## DATASET

▼

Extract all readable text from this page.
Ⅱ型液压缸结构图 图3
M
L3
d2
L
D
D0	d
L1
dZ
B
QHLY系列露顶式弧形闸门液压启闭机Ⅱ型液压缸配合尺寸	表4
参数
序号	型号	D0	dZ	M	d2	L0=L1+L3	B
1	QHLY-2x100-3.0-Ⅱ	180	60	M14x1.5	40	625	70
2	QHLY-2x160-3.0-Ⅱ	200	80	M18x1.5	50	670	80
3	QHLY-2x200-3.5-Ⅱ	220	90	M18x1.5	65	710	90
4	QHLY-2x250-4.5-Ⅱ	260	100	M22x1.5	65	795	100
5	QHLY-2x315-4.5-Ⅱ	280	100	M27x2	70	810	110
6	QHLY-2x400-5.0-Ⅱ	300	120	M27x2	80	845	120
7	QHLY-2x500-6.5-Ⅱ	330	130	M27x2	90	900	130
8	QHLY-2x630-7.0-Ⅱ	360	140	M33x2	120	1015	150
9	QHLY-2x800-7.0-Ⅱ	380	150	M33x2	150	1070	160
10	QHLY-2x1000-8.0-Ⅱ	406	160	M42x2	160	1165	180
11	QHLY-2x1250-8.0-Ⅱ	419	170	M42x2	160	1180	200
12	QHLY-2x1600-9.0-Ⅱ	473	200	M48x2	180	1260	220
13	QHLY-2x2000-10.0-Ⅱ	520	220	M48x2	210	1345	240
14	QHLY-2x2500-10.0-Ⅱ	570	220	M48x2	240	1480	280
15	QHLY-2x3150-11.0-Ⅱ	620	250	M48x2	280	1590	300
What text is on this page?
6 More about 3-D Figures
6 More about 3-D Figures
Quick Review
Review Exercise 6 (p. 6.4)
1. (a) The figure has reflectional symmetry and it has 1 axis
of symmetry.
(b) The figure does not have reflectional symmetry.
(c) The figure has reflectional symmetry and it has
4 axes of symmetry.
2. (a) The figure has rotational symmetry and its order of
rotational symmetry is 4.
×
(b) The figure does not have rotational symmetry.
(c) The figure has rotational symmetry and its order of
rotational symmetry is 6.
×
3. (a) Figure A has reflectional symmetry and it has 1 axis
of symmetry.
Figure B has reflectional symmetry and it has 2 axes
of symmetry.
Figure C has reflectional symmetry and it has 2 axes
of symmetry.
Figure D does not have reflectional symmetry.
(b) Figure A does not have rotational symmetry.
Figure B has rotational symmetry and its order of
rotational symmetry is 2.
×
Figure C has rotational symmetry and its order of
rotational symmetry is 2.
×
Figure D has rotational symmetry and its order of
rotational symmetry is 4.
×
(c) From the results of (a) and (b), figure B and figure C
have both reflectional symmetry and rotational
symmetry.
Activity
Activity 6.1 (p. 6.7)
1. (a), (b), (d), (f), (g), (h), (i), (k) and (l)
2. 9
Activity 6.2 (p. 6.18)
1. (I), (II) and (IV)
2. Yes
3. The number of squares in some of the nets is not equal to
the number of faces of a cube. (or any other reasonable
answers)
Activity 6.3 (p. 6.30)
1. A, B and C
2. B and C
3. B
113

▲

Retype the entries exactly, including every line.

## TASK OUTPUT
Extract all readable text from this page.
Ⅱ型液压缸结构图 图3
M
L3
d2
L
D
D0	d
L1
dZ
B
QHLY系列露顶式弧形闸门液压启闭机Ⅱ型液压缸配合尺寸	表4
参数
序号	型号	D0	dZ	M	d2	L0=L1+L3	B
1	QHLY-2x100-3.0-Ⅱ	180	60	M14x1.5	40	625	70
2	QHLY-2x160-3.0-Ⅱ	200	80	M18x1.5	50	670	80
3	QHLY-2x200-3.5-Ⅱ	220	90	M18x1.5	65	710	90
4	QHLY-2x250-4.5-Ⅱ	260	100	M22x1.5	65	795	100
5	QHLY-2x315-4.5-Ⅱ	280	100	M27x2	70	810	110
6	QHLY-2x400-5.0-Ⅱ	300	120	M27x2	80	845	120
7	QHLY-2x500-6.5-Ⅱ	330	130	M27x2	90	900	130
8	QHLY-2x630-7.0-Ⅱ	360	140	M33x2	120	1015	150
9	QHLY-2x800-7.0-Ⅱ	380	150	M33x2	150	1070	160
10	QHLY-2x1000-8.0-Ⅱ	406	160	M42x2	160	1165	180
11	QHLY-2x1250-8.0-Ⅱ	419	170	M42x2	160	1180	200
12	QHLY-2x1600-9.0-Ⅱ	473	200	M48x2	180	1260	220
13	QHLY-2x2000-10.0-Ⅱ	520	220	M48x2	210	1345	240
14	QHLY-2x2500-10.0-Ⅱ	570	220	M48x2	240	1480	280
15	QHLY-2x3150-11.0-Ⅱ	620	250	M48x2	280	1590	300
What text is on this page?
6 More about 3-D Figures
6 More about 3-D Figures
Quick Review
Review Exercise 6 (p. 6.4)
1. (a) The figure has reflectional symmetry and it has 1 axis
of symmetry.
(b) The figure does not have reflectional symmetry.
(c) The figure has reflectional symmetry and it has
4 axes of symmetry.
2. (a) The figure has rotational symmetry and its order of
rotational symmetry is 4.
×
(b) The figure does not have rotational symmetry.
(c) The figure has rotational symmetry and its order of
rotational symmetry is 6.
×
3. (a) Figure A has reflectional symmetry and it has 1 axis
of symmetry.
Figure B has reflectional symmetry and it has 2 axes
of symmetry.
Figure C has reflectional symmetry and it has 2 axes
of symmetry.
Figure D does not have reflectional symmetry.
(b) Figure A does not have rotational symmetry.
Figure B has rotational symmetry and its order of
rotational symmetry is 2.
×
Figure C has rotational symmetry and its order of
rotational symmetry is 2.
×
Figure D has rotational symmetry and its order of
rotational symmetry is 4.
×
(c) From the results of (a) and (b), figure B and figure C
have both reflectional symmetry and rotational
symmetry.
Activity
Activity 6.1 (p. 6.7)
1. (a), (b), (d), (f), (g), (h), (i), (k) and (l)
2. 9
Activity 6.2 (p. 6.18)
1. (I), (II) and (IV)
2. Yes
3. The number of squares in some of the nets is not equal to
the number of faces of a cube. (or any other reasonable
answers)
Activity 6.3 (p. 6.30)
1. A, B and C
2. B and C
3. B
113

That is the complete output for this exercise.